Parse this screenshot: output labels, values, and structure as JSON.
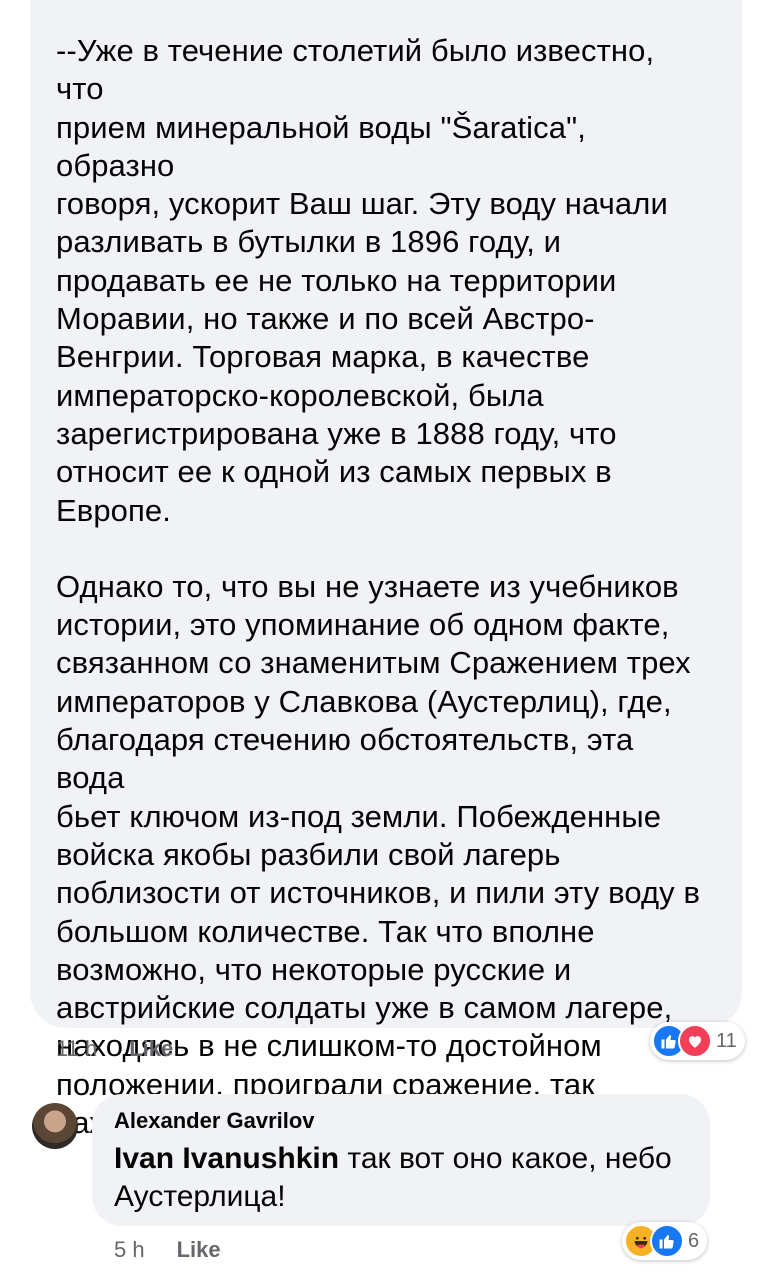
{
  "comment1": {
    "paragraph1": "--Уже в течение столетий было известно, что\nприем минеральной воды \"Šaratica\", образно\nговоря, ускорит Ваш шаг. Эту воду начали\nразливать в бутылки в 1896 году, и\nпродавать ее не только на территории\nМоравии, но также и по всей Австро-\nВенгрии. Торговая марка, в качестве\nимператорско-королевской, была\nзарегистрирована уже в 1888 году, что\nотносит ее к одной из самых первых в\nЕвропе.",
    "paragraph2": "Однако то, что вы не узнаете из учебников\nистории, это упоминание об одном факте,\nсвязанном со знаменитым Сражением трех\nимператоров у Славкова (Аустерлиц), где,\nблагодаря стечению обстоятельств, эта вода\nбьет ключом из-под земли. Побежденные\nвойска якобы разбили свой лагерь\nпоблизости от источников, и пили эту воду в\nбольшом количестве. Так что вполне\nвозможно, что некоторые русские и\nавстрийские солдаты уже в самом лагере,\nнаходясь в не слишком-то достойном\nположении, проиграли сражение, так\nважное для Европы...--",
    "time": "11 h",
    "like_label": "Like",
    "reaction_icons": [
      "like-icon",
      "love-icon"
    ],
    "reaction_count": "11"
  },
  "comment2": {
    "author": "Alexander Gavrilov",
    "mention": "Ivan Ivanushkin",
    "text": " так вот оно какое, небо\nАустерлица!",
    "time": "5 h",
    "like_label": "Like",
    "reaction_icons": [
      "haha-icon",
      "like-icon"
    ],
    "reaction_count": "6"
  },
  "colors": {
    "bubble": "#f0f2f5",
    "meta_text": "#65676b",
    "like_blue": "#1877f2",
    "love_red": "#f33e58",
    "haha_yellow": "#f7b125"
  }
}
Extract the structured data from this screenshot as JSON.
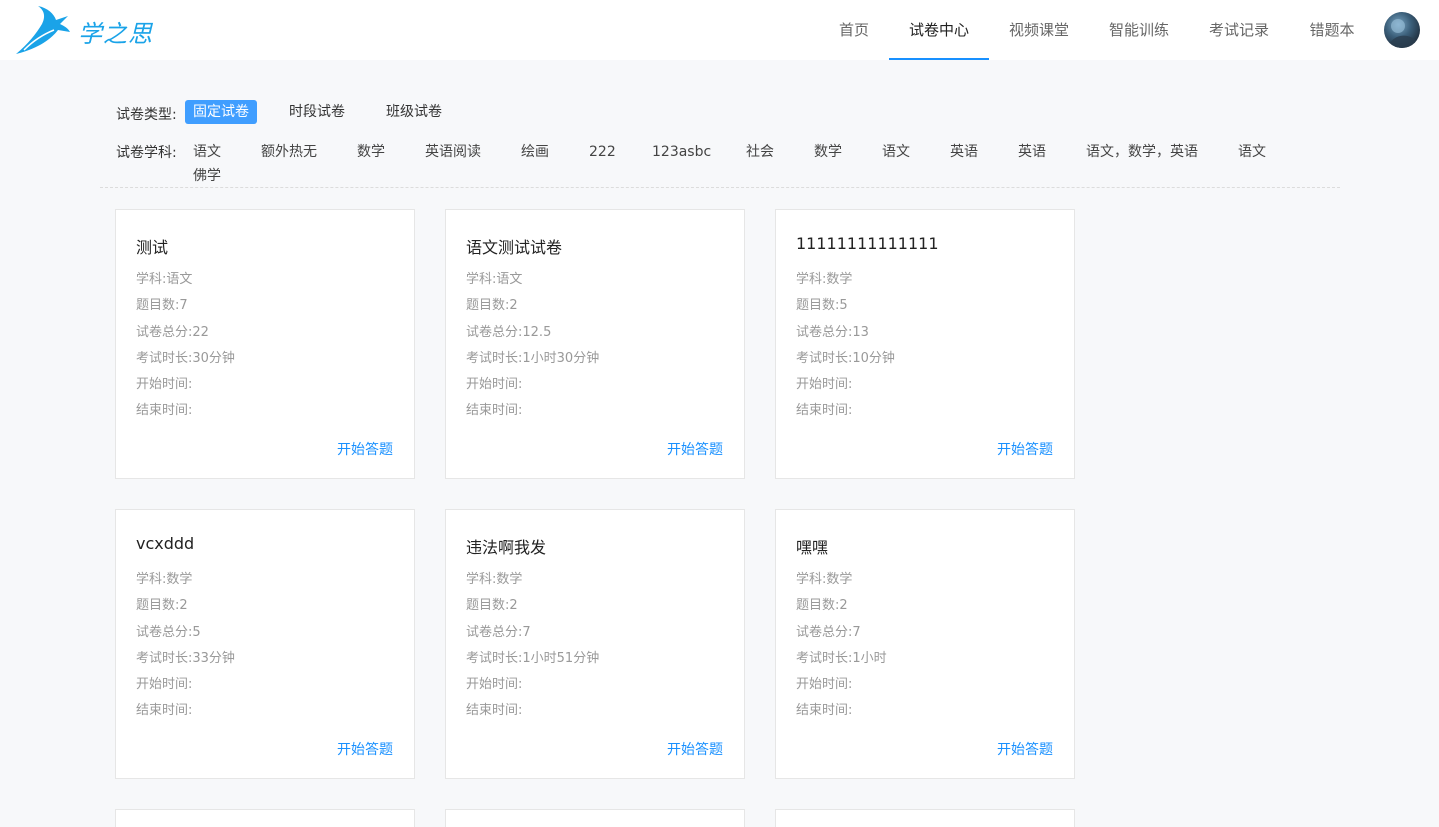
{
  "brand": {
    "name": "学之思"
  },
  "nav": [
    {
      "label": "首页",
      "active": false
    },
    {
      "label": "试卷中心",
      "active": true
    },
    {
      "label": "视频课堂",
      "active": false
    },
    {
      "label": "智能训练",
      "active": false
    },
    {
      "label": "考试记录",
      "active": false
    },
    {
      "label": "错题本",
      "active": false
    }
  ],
  "filters": {
    "type_label": "试卷类型:",
    "types": [
      {
        "label": "固定试卷",
        "active": true
      },
      {
        "label": "时段试卷",
        "active": false
      },
      {
        "label": "班级试卷",
        "active": false
      }
    ],
    "subject_label": "试卷学科:",
    "subjects": [
      "语文",
      "额外热无",
      "数学",
      "英语阅读",
      "绘画",
      "222",
      "123asbc",
      "社会",
      "数学",
      "语文",
      "英语",
      "英语",
      "语文，数学，英语",
      "语文",
      "佛学"
    ]
  },
  "field_labels": {
    "subject": "学科:",
    "count": "题目数:",
    "score": "试卷总分:",
    "duration": "考试时长:",
    "start": "开始时间:",
    "end": "结束时间:",
    "button": "开始答题"
  },
  "papers": [
    {
      "title": "测试",
      "subject": "语文",
      "count": "7",
      "score": "22",
      "duration": "30分钟",
      "start": "",
      "end": ""
    },
    {
      "title": "语文测试试卷",
      "subject": "语文",
      "count": "2",
      "score": "12.5",
      "duration": "1小时30分钟",
      "start": "",
      "end": ""
    },
    {
      "title": "11111111111111",
      "subject": "数学",
      "count": "5",
      "score": "13",
      "duration": "10分钟",
      "start": "",
      "end": ""
    },
    {
      "title": "vcxddd",
      "subject": "数学",
      "count": "2",
      "score": "5",
      "duration": "33分钟",
      "start": "",
      "end": ""
    },
    {
      "title": "违法啊我发",
      "subject": "数学",
      "count": "2",
      "score": "7",
      "duration": "1小时51分钟",
      "start": "",
      "end": ""
    },
    {
      "title": "嘿嘿",
      "subject": "数学",
      "count": "2",
      "score": "7",
      "duration": "1小时",
      "start": "",
      "end": ""
    }
  ]
}
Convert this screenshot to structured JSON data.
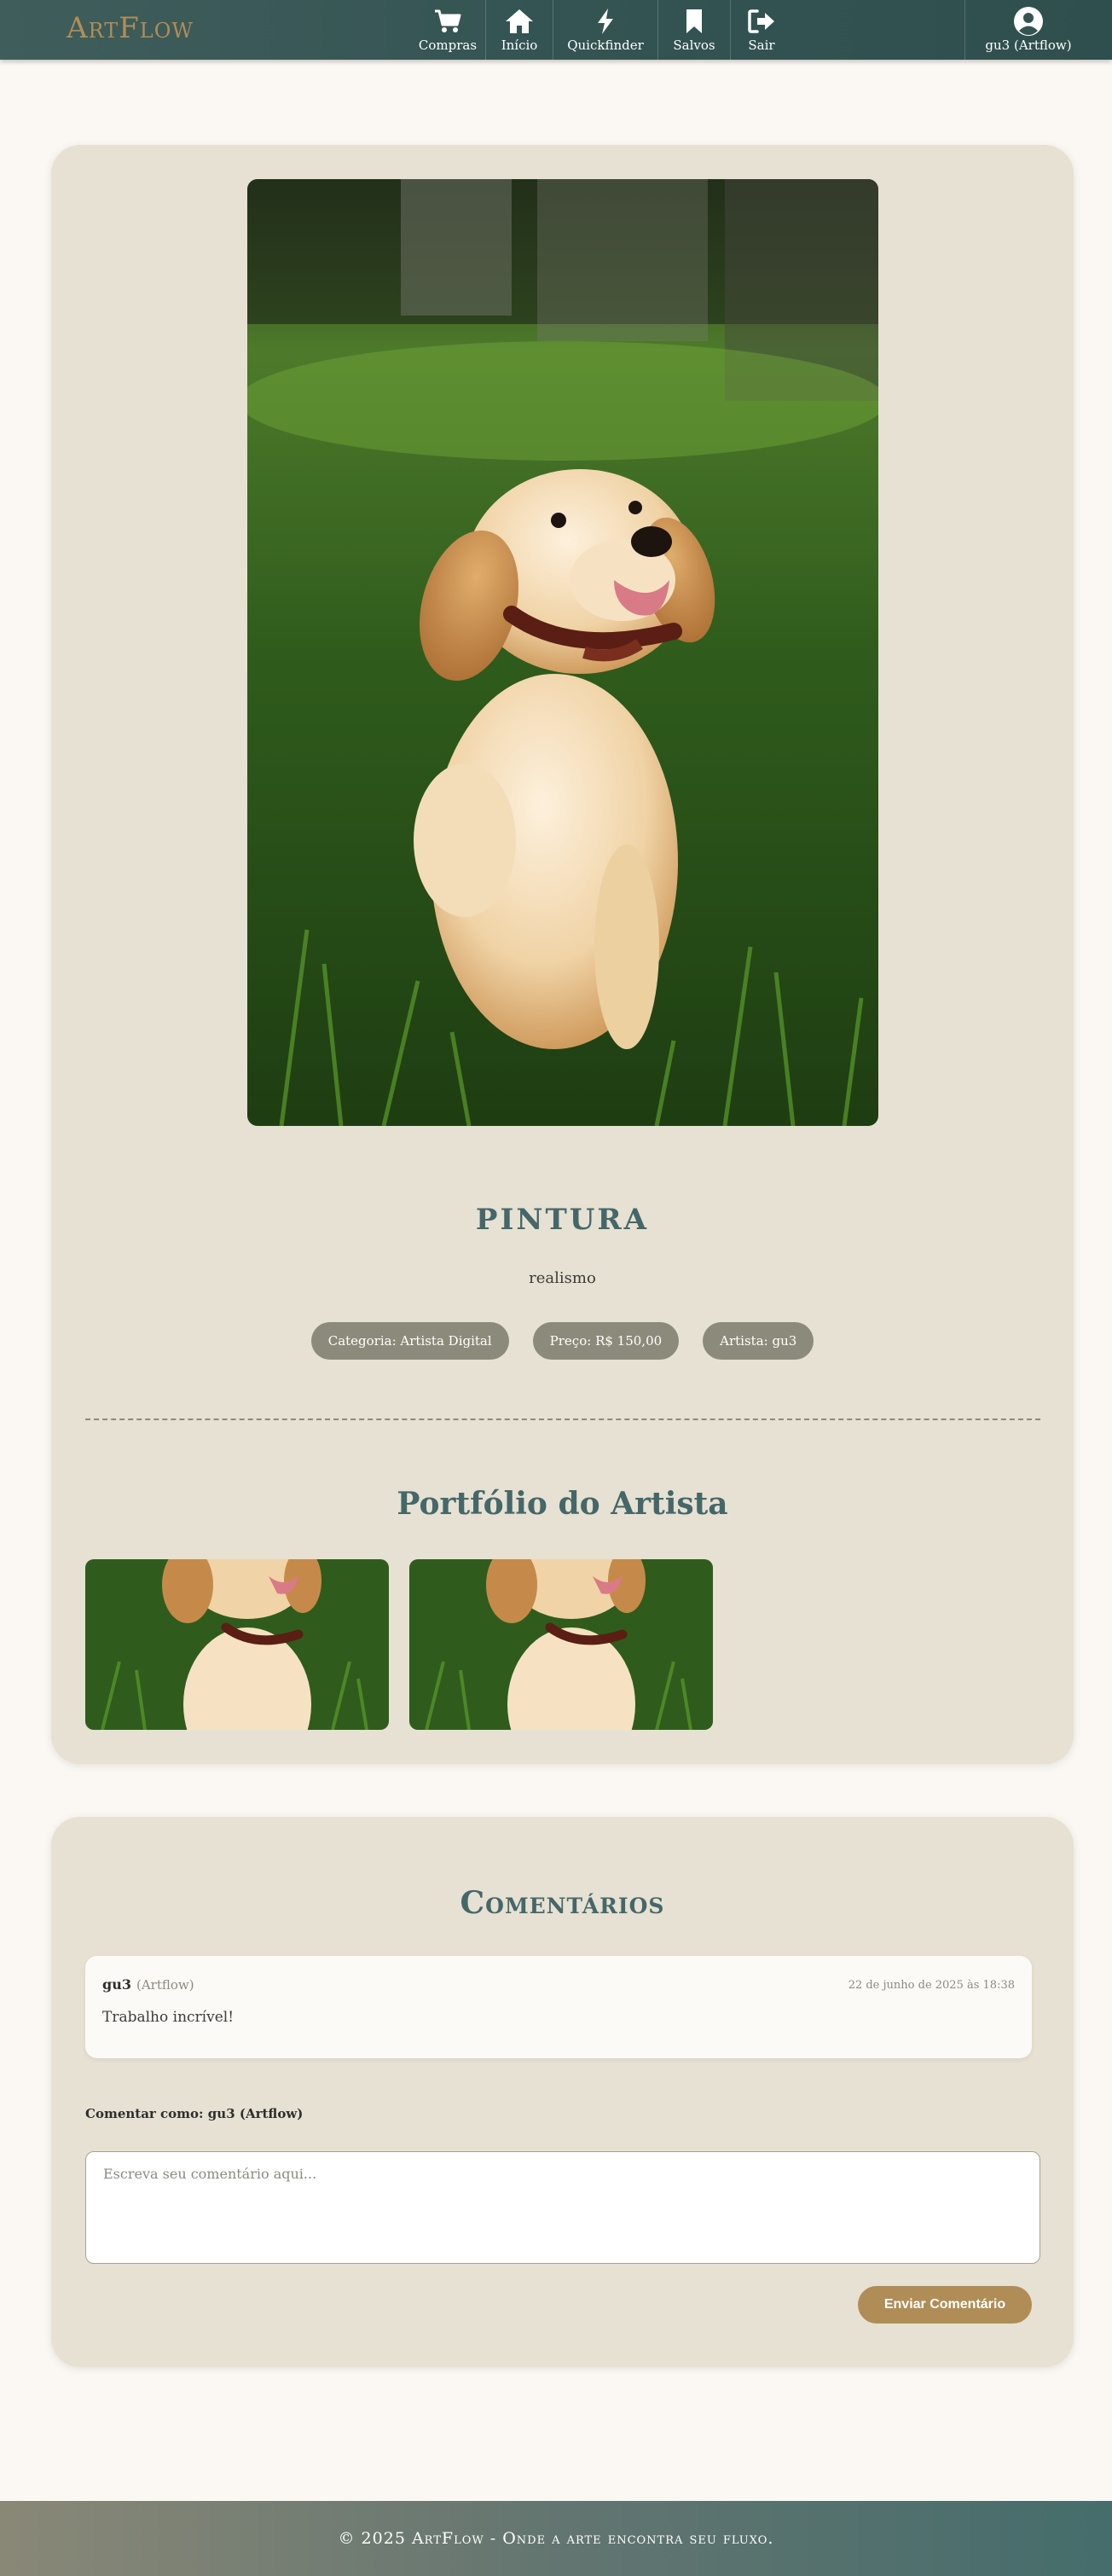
{
  "brand": {
    "logo_text": "ArtFlow"
  },
  "nav": {
    "items": [
      {
        "label": "Compras",
        "icon": "cart-icon"
      },
      {
        "label": "Início",
        "icon": "home-icon"
      },
      {
        "label": "Quickfinder",
        "icon": "bolt-icon"
      },
      {
        "label": "Salvos",
        "icon": "bookmark-icon"
      },
      {
        "label": "Sair",
        "icon": "logout-icon"
      }
    ],
    "user": {
      "label": "gu3 (Artflow)",
      "icon": "user-circle-icon"
    }
  },
  "artwork": {
    "title": "PINTURA",
    "description": "realismo",
    "badges": {
      "category": "Categoria: Artista Digital",
      "price": "Preço: R$ 150,00",
      "artist": "Artista: gu3"
    }
  },
  "portfolio": {
    "title": "Portfólio do Artista"
  },
  "comments": {
    "title": "Comentários",
    "items": [
      {
        "author": "gu3",
        "org": "(Artflow)",
        "date": "22 de junho de 2025 às 18:38",
        "text": "Trabalho incrível!"
      }
    ],
    "comment_as": "Comentar como: gu3 (Artflow)",
    "placeholder": "Escreva seu comentário aqui...",
    "submit_label": "Enviar Comentário"
  },
  "footer": {
    "text": "© 2025 ArtFlow - Onde a arte encontra seu fluxo."
  },
  "colors": {
    "accent_gold": "#b08d57",
    "teal": "#45676a",
    "card_bg": "#e6e1d2",
    "badge_bg": "#8c8b7b"
  }
}
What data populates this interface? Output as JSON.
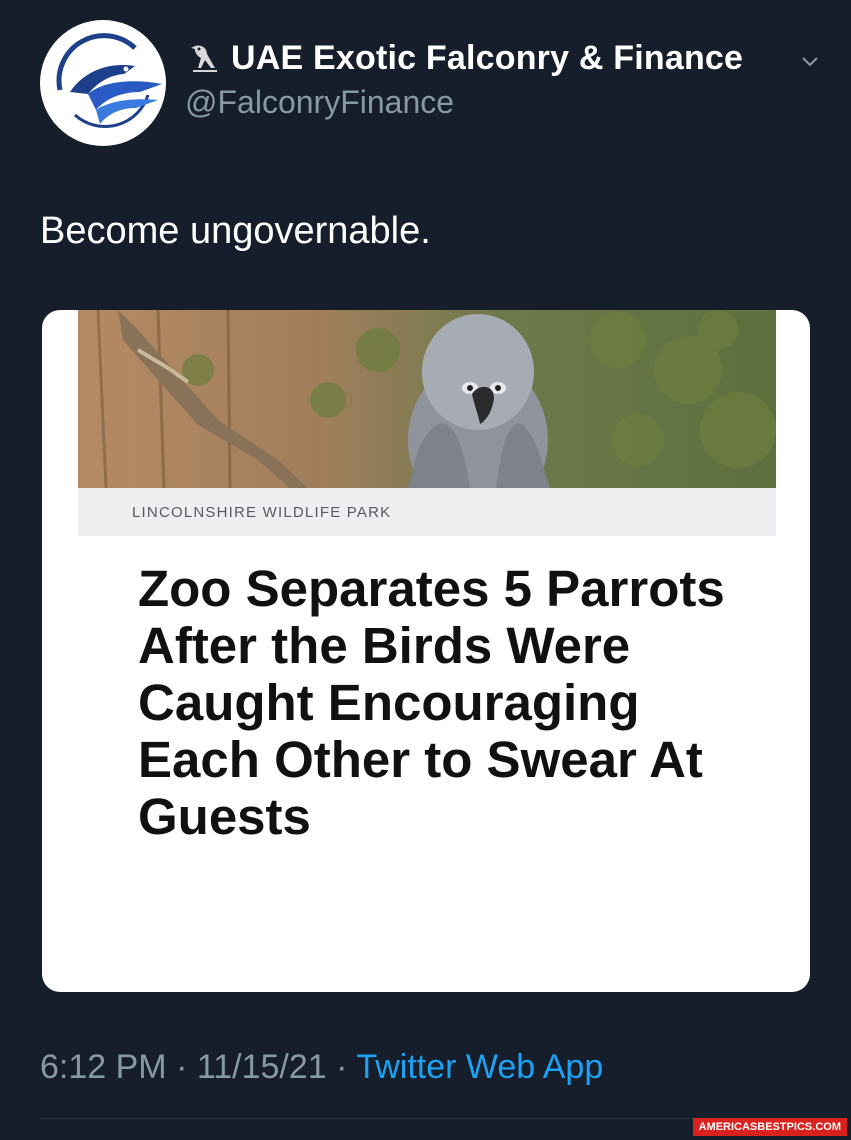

▶ **YOUR TASK**:
Copy out the data above exactly, except the pictures.

▶ **OUTPUT FOR THIS EXERCISE**:
Parse this screenshot: output labels, values, and structure as JSON.
{
  "comment1": {
    "paragraph1": "--Уже в течение столетий было известно, что\nприем минеральной воды \"Šaratica\", образно\nговоря, ускорит Ваш шаг. Эту воду начали\nразливать в бутылки в 1896 году, и\nпродавать ее не только на территории\nМоравии, но также и по всей Австро-\nВенгрии. Торговая марка, в качестве\nимператорско-королевской, была\nзарегистрирована уже в 1888 году, что\nотносит ее к одной из самых первых в\nЕвропе.",
    "paragraph2": "Однако то, что вы не узнаете из учебников\nистории, это упоминание об одном факте,\nсвязанном со знаменитым Сражением трех\nимператоров у Славкова (Аустерлиц), где,\nблагодаря стечению обстоятельств, эта вода\nбьет ключом из-под земли. Побежденные\nвойска якобы разбили свой лагерь\nпоблизости от источников, и пили эту воду в\nбольшом количестве. Так что вполне\nвозможно, что некоторые русские и\nавстрийские солдаты уже в самом лагере,\nнаходясь в не слишком-то достойном\nположении, проиграли сражение, так\nважное для Европы...--",
    "time": "11 h",
    "like_label": "Like",
    "reaction_icons": [
      "like-icon",
      "love-icon"
    ],
    "reaction_count": "11"
  },
  "comment2": {
    "author": "Alexander Gavrilov",
    "mention": "Ivan Ivanushkin",
    "text": " так вот оно какое, небо\nАустерлица!",
    "time": "5 h",
    "like_label": "Like",
    "reaction_icons": [
      "haha-icon",
      "like-icon"
    ],
    "reaction_count": "6"
  },
  "colors": {
    "bubble": "#f0f2f5",
    "meta_text": "#65676b",
    "like_blue": "#1877f2",
    "love_red": "#f33e58",
    "haha_yellow": "#f7b125"
  }
}
Extract the structured data from this screenshot as JSON.
{
  "brand": {
    "name": "学之思"
  },
  "nav": [
    {
      "label": "首页",
      "active": false
    },
    {
      "label": "试卷中心",
      "active": true
    },
    {
      "label": "视频课堂",
      "active": false
    },
    {
      "label": "智能训练",
      "active": false
    },
    {
      "label": "考试记录",
      "active": false
    },
    {
      "label": "错题本",
      "active": false
    }
  ],
  "filters": {
    "type_label": "试卷类型:",
    "types": [
      {
        "label": "固定试卷",
        "active": true
      },
      {
        "label": "时段试卷",
        "active": false
      },
      {
        "label": "班级试卷",
        "active": false
      }
    ],
    "subject_label": "试卷学科:",
    "subjects": [
      "语文",
      "额外热无",
      "数学",
      "英语阅读",
      "绘画",
      "222",
      "123asbc",
      "社会",
      "数学",
      "语文",
      "英语",
      "英语",
      "语文，数学，英语",
      "语文",
      "佛学"
    ]
  },
  "field_labels": {
    "subject": "学科:",
    "count": "题目数:",
    "score": "试卷总分:",
    "duration": "考试时长:",
    "start": "开始时间:",
    "end": "结束时间:",
    "button": "开始答题"
  },
  "papers": [
    {
      "title": "测试",
      "subject": "语文",
      "count": "7",
      "score": "22",
      "duration": "30分钟",
      "start": "",
      "end": ""
    },
    {
      "title": "语文测试试卷",
      "subject": "语文",
      "count": "2",
      "score": "12.5",
      "duration": "1小时30分钟",
      "start": "",
      "end": ""
    },
    {
      "title": "11111111111111",
      "subject": "数学",
      "count": "5",
      "score": "13",
      "duration": "10分钟",
      "start": "",
      "end": ""
    },
    {
      "title": "vcxddd",
      "subject": "数学",
      "count": "2",
      "score": "5",
      "duration": "33分钟",
      "start": "",
      "end": ""
    },
    {
      "title": "违法啊我发",
      "subject": "数学",
      "count": "2",
      "score": "7",
      "duration": "1小时51分钟",
      "start": "",
      "end": ""
    },
    {
      "title": "嘿嘿",
      "subject": "数学",
      "count": "2",
      "score": "7",
      "duration": "1小时",
      "start": "",
      "end": ""
    }
  ]
}
Convert this screenshot to structured JSON data.
{
  "brand": {
    "logo_text": "ArtFlow"
  },
  "nav": {
    "items": [
      {
        "label": "Compras",
        "icon": "cart-icon"
      },
      {
        "label": "Início",
        "icon": "home-icon"
      },
      {
        "label": "Quickfinder",
        "icon": "bolt-icon"
      },
      {
        "label": "Salvos",
        "icon": "bookmark-icon"
      },
      {
        "label": "Sair",
        "icon": "logout-icon"
      }
    ],
    "user": {
      "label": "gu3 (Artflow)",
      "icon": "user-circle-icon"
    }
  },
  "artwork": {
    "title": "PINTURA",
    "description": "realismo",
    "badges": {
      "category": "Categoria: Artista Digital",
      "price": "Preço: R$ 150,00",
      "artist": "Artista: gu3"
    }
  },
  "portfolio": {
    "title": "Portfólio do Artista"
  },
  "comments": {
    "title": "Comentários",
    "items": [
      {
        "author": "gu3",
        "org": "(Artflow)",
        "date": "22 de junho de 2025 às 18:38",
        "text": "Trabalho incrível!"
      }
    ],
    "comment_as": "Comentar como: gu3 (Artflow)",
    "placeholder": "Escreva seu comentário aqui...",
    "submit_label": "Enviar Comentário"
  },
  "footer": {
    "text": "© 2025 ArtFlow - Onde a arte encontra seu fluxo."
  },
  "colors": {
    "accent_gold": "#b08d57",
    "teal": "#45676a",
    "card_bg": "#e6e1d2",
    "badge_bg": "#8c8b7b"
  }
}
What data populates this interface? Output as JSON.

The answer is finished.